**What is needed**
Identify the lines that contain the word "text", then copy them.

**Raw data**
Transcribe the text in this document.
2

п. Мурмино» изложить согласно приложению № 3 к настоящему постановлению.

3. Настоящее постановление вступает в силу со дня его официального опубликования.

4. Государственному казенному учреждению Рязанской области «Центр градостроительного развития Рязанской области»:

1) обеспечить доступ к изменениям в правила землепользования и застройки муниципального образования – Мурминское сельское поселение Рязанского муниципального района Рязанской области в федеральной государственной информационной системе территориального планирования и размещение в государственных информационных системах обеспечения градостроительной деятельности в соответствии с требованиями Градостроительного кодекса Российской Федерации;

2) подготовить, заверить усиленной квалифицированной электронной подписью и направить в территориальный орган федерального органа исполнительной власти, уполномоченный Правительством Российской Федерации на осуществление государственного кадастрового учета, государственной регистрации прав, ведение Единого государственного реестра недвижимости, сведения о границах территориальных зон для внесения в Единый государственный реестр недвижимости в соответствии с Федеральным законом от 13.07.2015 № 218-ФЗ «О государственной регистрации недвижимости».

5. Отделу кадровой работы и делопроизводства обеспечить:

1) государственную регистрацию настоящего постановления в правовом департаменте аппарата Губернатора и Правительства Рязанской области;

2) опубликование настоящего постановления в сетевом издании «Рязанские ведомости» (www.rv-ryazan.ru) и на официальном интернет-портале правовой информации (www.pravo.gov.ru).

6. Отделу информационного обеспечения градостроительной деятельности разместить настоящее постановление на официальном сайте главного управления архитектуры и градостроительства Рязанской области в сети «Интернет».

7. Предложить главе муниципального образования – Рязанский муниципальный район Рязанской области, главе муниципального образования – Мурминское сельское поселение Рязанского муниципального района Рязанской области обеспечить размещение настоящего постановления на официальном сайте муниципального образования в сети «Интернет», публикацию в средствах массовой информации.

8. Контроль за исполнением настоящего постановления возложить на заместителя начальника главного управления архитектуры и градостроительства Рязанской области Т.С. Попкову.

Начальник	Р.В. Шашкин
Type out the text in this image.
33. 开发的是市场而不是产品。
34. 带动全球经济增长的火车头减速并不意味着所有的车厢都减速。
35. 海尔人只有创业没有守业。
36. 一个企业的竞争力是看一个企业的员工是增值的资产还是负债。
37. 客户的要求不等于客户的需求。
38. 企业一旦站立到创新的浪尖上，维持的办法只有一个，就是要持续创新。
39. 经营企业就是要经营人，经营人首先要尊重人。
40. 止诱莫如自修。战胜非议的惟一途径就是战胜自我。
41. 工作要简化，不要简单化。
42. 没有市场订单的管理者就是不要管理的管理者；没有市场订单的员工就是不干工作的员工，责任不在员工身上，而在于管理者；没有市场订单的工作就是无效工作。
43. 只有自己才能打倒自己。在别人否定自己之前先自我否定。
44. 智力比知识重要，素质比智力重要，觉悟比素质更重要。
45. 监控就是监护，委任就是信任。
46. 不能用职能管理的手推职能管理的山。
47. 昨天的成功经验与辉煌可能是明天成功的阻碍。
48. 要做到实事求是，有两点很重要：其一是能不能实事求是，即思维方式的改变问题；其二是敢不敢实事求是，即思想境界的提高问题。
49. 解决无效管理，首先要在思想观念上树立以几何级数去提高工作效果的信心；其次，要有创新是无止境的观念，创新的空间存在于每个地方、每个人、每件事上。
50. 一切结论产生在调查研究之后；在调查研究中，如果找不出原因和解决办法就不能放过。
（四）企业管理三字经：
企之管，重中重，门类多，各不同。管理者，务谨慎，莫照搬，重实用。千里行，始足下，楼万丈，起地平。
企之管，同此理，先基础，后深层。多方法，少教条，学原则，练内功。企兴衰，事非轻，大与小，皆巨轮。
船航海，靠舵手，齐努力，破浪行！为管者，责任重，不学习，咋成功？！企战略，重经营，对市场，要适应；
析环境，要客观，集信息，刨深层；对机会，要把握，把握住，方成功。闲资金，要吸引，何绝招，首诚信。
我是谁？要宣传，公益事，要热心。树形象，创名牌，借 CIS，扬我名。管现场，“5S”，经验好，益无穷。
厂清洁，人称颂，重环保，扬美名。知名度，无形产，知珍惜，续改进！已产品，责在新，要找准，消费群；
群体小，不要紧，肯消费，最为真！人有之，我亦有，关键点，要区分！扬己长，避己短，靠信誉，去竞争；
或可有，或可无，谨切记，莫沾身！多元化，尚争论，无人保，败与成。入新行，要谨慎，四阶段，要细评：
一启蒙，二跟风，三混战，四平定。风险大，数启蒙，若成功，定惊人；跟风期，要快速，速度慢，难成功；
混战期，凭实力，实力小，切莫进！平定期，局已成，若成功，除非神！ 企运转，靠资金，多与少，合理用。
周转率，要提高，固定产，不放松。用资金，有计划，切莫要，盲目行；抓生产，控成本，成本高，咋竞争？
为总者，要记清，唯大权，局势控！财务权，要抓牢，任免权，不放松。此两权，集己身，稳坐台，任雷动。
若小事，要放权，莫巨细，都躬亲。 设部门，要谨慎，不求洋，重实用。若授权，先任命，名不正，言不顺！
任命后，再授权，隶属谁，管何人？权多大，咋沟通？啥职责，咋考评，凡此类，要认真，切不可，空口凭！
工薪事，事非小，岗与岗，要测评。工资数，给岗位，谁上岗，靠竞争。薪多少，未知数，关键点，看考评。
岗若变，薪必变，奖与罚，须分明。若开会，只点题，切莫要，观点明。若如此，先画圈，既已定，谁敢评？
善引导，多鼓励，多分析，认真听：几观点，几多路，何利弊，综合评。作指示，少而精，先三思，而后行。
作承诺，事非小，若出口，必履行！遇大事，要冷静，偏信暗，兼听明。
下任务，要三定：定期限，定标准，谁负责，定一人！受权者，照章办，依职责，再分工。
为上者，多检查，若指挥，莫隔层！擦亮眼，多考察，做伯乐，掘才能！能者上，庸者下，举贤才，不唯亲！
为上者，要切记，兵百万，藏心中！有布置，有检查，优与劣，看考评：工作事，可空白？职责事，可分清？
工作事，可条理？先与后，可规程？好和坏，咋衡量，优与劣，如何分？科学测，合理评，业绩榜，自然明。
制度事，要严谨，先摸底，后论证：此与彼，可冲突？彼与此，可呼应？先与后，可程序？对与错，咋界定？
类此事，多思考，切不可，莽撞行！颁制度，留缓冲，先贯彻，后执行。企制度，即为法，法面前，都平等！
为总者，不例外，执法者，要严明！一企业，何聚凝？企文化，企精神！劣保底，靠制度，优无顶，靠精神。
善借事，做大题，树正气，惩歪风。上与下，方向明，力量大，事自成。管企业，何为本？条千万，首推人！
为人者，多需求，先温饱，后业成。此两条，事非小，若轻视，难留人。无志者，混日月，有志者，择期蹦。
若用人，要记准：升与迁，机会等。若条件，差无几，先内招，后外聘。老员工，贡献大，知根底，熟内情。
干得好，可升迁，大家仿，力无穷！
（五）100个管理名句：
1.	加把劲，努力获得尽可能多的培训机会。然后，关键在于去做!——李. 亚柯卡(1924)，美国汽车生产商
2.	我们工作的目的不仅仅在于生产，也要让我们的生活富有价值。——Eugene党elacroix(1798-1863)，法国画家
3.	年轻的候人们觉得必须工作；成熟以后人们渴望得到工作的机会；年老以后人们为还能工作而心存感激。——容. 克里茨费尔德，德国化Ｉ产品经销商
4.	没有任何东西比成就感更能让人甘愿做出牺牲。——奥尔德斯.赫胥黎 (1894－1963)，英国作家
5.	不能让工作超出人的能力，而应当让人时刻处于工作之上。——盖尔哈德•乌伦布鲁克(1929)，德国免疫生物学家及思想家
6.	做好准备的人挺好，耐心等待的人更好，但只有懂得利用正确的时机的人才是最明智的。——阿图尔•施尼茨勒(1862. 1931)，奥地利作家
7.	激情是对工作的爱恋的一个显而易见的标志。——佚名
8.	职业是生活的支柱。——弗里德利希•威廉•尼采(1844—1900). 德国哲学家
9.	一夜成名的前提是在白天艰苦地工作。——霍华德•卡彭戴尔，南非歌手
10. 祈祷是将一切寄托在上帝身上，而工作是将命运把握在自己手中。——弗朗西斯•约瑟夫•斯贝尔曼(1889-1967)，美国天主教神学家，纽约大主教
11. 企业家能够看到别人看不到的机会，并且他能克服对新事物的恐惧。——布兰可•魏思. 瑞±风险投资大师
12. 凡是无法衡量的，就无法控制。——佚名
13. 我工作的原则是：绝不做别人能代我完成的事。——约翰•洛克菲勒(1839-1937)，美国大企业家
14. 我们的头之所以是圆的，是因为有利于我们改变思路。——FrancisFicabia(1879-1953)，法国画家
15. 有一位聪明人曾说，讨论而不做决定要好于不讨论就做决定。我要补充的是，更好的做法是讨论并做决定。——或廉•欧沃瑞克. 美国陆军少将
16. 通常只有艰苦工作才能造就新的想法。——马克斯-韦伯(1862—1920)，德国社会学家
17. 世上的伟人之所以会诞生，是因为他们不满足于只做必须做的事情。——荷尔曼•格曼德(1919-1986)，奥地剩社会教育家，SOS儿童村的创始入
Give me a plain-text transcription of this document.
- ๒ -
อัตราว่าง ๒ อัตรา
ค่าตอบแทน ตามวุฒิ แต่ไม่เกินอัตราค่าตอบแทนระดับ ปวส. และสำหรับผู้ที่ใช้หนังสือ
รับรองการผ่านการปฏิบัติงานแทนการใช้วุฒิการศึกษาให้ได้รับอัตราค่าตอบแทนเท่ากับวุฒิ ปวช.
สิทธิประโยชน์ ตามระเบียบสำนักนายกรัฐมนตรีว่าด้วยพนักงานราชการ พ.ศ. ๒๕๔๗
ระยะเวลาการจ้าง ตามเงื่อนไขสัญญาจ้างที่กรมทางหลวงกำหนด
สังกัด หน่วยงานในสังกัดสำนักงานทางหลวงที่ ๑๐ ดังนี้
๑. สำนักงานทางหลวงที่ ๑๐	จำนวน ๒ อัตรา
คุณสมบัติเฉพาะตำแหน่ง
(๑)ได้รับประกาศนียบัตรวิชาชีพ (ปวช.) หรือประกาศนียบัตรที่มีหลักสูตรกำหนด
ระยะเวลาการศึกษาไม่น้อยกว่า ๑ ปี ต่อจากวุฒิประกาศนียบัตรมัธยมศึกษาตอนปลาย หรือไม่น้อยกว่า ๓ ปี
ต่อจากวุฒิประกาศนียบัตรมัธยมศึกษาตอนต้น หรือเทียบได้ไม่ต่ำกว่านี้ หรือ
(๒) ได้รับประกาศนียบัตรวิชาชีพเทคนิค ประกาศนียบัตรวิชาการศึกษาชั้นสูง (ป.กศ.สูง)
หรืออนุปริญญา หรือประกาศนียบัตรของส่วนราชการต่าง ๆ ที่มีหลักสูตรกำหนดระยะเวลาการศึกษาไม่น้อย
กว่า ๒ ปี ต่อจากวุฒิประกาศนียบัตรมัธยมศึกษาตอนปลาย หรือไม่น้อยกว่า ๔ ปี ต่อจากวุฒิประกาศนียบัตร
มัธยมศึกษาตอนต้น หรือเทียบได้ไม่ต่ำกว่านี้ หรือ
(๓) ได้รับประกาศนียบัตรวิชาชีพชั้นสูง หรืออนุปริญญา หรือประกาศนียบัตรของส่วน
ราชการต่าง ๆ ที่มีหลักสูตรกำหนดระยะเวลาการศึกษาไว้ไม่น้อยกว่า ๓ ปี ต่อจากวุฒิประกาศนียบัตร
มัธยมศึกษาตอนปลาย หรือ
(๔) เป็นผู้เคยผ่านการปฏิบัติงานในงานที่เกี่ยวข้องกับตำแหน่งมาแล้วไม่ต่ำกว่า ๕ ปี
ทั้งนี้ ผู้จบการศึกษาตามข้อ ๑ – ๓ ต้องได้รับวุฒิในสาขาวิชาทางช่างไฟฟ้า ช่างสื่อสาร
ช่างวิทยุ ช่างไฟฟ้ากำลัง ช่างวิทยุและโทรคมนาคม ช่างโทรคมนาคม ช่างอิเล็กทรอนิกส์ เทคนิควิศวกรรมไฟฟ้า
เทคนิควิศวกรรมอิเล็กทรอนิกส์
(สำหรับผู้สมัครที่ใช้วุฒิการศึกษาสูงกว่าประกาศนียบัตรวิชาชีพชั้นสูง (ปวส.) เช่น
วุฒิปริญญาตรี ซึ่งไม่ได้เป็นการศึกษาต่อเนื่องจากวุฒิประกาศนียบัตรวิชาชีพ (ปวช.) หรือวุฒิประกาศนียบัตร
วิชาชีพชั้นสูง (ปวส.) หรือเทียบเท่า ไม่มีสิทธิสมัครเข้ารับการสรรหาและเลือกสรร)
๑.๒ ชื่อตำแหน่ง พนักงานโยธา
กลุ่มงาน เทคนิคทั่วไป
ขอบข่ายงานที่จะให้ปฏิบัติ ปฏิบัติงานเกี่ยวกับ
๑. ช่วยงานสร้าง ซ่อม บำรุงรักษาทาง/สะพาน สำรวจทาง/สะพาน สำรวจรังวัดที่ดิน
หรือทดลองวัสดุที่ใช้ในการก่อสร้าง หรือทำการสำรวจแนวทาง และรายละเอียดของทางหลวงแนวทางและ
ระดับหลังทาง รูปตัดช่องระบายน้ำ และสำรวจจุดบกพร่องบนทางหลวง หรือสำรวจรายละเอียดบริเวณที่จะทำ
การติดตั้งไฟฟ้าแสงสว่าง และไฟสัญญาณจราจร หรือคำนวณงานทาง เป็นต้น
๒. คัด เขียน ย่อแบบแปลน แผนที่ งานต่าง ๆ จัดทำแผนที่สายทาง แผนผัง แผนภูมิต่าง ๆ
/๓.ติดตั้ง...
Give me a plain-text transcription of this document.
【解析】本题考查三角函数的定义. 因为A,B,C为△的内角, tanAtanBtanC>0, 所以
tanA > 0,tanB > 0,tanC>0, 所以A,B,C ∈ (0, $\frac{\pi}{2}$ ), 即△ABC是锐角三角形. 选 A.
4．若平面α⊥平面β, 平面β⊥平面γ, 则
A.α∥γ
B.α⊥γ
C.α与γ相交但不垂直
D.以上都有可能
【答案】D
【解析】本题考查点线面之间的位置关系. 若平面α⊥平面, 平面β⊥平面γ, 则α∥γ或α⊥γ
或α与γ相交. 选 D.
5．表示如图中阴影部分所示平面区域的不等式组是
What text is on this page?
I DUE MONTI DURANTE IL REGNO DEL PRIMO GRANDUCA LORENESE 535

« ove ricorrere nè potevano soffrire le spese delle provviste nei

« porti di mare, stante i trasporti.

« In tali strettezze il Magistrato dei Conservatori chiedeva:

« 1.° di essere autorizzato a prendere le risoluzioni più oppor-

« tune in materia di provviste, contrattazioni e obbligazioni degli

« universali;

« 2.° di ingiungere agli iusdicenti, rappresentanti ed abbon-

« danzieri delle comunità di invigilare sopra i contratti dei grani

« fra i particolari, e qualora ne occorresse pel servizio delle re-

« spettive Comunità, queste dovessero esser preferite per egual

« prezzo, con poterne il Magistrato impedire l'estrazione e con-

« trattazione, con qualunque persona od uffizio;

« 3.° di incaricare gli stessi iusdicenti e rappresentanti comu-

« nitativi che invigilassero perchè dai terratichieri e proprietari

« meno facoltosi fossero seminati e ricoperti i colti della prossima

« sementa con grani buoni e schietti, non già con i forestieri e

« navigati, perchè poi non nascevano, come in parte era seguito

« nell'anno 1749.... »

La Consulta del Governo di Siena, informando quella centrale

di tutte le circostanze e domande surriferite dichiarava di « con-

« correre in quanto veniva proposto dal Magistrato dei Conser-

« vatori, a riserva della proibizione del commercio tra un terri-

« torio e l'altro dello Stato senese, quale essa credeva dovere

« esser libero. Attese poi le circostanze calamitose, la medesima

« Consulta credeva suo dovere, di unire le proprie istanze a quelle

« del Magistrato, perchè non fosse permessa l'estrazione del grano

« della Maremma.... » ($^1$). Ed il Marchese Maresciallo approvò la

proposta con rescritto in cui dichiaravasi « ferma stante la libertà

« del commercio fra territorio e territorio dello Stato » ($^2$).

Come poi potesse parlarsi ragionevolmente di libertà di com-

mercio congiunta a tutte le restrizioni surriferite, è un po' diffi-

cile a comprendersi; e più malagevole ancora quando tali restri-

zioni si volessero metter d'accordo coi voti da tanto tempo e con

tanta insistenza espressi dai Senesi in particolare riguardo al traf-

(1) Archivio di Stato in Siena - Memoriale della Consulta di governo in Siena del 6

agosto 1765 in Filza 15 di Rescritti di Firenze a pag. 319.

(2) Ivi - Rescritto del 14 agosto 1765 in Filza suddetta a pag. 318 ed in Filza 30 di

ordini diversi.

**Written answer**
Transcribe the text in this document.
Type out the text in this image.
Give me a plain-text transcription of this document.
Give me a plain-text transcription of this document.
What text is on this page?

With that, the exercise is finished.